** WHAT TO WORK ON **
Repeat the listing in full, exactly as it stands.

** RECORDS FOR PROCESSING **
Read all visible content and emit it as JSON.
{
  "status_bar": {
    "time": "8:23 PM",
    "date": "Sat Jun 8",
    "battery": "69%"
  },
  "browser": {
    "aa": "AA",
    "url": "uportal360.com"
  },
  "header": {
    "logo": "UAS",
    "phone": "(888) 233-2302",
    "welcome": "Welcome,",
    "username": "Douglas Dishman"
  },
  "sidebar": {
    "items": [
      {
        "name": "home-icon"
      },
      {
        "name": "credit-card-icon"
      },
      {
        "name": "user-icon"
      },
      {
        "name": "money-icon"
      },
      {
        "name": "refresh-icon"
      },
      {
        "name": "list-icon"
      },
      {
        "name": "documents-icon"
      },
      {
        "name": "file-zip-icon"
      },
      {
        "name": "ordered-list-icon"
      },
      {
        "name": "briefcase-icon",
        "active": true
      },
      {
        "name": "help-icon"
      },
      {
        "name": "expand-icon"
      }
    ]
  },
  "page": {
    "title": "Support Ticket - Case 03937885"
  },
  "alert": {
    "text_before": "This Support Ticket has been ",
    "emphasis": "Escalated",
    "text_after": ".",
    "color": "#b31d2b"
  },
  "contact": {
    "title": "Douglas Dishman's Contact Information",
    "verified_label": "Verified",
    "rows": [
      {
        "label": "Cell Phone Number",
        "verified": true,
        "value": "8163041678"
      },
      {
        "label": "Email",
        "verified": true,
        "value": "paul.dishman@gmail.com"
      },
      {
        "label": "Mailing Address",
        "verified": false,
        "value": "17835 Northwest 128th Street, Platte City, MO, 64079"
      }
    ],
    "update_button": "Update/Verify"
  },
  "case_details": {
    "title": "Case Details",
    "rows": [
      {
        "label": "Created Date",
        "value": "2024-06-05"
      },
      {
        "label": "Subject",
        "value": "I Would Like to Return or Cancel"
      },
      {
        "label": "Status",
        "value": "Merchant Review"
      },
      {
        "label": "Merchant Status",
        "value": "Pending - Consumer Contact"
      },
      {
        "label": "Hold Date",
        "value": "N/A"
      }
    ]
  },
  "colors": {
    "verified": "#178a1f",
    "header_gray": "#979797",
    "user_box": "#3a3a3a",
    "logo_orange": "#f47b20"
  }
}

** WRITTEN RESPONSE **
Read all visible content and emit it as JSON.
{
  "status_bar": {
    "time": "8:23 PM",
    "date": "Sat Jun 8",
    "battery": "69%"
  },
  "browser": {
    "aa": "AA",
    "url": "uportal360.com"
  },
  "header": {
    "logo": "UAS",
    "phone": "(888) 233-2302",
    "welcome": "Welcome,",
    "username": "Douglas Dishman"
  },
  "sidebar": {
    "items": [
      {
        "name": "home-icon"
      },
      {
        "name": "credit-card-icon"
      },
      {
        "name": "user-icon"
      },
      {
        "name": "money-icon"
      },
      {
        "name": "refresh-icon"
      },
      {
        "name": "list-icon"
      },
      {
        "name": "documents-icon"
      },
      {
        "name": "file-zip-icon"
      },
      {
        "name": "ordered-list-icon"
      },
      {
        "name": "briefcase-icon",
        "active": true
      },
      {
        "name": "help-icon"
      },
      {
        "name": "expand-icon"
      }
    ]
  },
  "page": {
    "title": "Support Ticket - Case 03937885"
  },
  "alert": {
    "text_before": "This Support Ticket has been ",
    "emphasis": "Escalated",
    "text_after": ".",
    "color": "#b31d2b"
  },
  "contact": {
    "title": "Douglas Dishman's Contact Information",
    "verified_label": "Verified",
    "rows": [
      {
        "label": "Cell Phone Number",
        "verified": true,
        "value": "8163041678"
      },
      {
        "label": "Email",
        "verified": true,
        "value": "paul.dishman@gmail.com"
      },
      {
        "label": "Mailing Address",
        "verified": false,
        "value": "17835 Northwest 128th Street, Platte City, MO, 64079"
      }
    ],
    "update_button": "Update/Verify"
  },
  "case_details": {
    "title": "Case Details",
    "rows": [
      {
        "label": "Created Date",
        "value": "2024-06-05"
      },
      {
        "label": "Subject",
        "value": "I Would Like to Return or Cancel"
      },
      {
        "label": "Status",
        "value": "Merchant Review"
      },
      {
        "label": "Merchant Status",
        "value": "Pending - Consumer Contact"
      },
      {
        "label": "Hold Date",
        "value": "N/A"
      }
    ]
  },
  "colors": {
    "verified": "#178a1f",
    "header_gray": "#979797",
    "user_box": "#3a3a3a",
    "logo_orange": "#f47b20"
  }
}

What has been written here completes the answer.